What needs to be done:
Read the listing below and copy out every line that holds "structured".

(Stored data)

┏━━

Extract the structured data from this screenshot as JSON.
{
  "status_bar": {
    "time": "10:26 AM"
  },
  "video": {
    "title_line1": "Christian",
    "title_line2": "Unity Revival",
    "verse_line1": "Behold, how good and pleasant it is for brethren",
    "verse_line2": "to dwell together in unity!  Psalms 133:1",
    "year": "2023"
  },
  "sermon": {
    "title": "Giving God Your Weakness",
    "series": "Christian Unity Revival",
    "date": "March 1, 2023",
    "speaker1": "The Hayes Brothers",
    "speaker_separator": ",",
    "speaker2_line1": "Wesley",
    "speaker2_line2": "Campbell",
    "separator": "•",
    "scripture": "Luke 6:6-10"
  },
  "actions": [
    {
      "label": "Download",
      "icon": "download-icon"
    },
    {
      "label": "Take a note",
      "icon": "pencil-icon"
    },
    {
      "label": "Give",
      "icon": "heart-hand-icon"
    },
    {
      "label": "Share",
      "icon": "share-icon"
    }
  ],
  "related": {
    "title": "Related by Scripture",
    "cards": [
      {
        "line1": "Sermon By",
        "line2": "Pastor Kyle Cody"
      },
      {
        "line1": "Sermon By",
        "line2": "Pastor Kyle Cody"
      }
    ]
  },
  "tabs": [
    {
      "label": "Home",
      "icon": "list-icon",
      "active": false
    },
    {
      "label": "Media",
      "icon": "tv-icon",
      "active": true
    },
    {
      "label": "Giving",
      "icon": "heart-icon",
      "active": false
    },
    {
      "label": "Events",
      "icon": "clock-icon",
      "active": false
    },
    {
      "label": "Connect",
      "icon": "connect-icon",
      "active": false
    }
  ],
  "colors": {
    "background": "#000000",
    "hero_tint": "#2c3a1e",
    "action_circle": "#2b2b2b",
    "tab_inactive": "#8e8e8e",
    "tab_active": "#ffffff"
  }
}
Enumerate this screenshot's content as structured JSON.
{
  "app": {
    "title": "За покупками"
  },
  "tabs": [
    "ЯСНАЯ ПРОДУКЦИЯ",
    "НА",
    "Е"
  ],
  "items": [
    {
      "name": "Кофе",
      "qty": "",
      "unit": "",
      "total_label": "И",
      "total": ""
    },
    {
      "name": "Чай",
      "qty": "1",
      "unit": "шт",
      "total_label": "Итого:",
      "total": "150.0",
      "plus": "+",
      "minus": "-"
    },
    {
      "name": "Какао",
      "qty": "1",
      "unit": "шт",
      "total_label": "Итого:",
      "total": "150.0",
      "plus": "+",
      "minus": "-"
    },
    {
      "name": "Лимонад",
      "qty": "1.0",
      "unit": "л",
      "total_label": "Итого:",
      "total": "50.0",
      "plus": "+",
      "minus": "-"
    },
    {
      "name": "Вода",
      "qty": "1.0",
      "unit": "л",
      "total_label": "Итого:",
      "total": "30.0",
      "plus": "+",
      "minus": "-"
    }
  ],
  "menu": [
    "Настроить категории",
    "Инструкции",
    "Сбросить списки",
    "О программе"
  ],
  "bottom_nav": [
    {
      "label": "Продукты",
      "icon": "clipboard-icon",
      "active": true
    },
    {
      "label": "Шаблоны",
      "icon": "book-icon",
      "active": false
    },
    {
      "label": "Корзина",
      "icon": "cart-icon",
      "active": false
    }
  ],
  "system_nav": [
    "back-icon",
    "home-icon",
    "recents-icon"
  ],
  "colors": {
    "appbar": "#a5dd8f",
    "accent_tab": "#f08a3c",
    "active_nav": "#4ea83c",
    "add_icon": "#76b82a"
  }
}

┗━━

Answer to this exercise:
Extract the structured data from this screenshot as JSON.
Enumerate this screenshot's content as structured JSON.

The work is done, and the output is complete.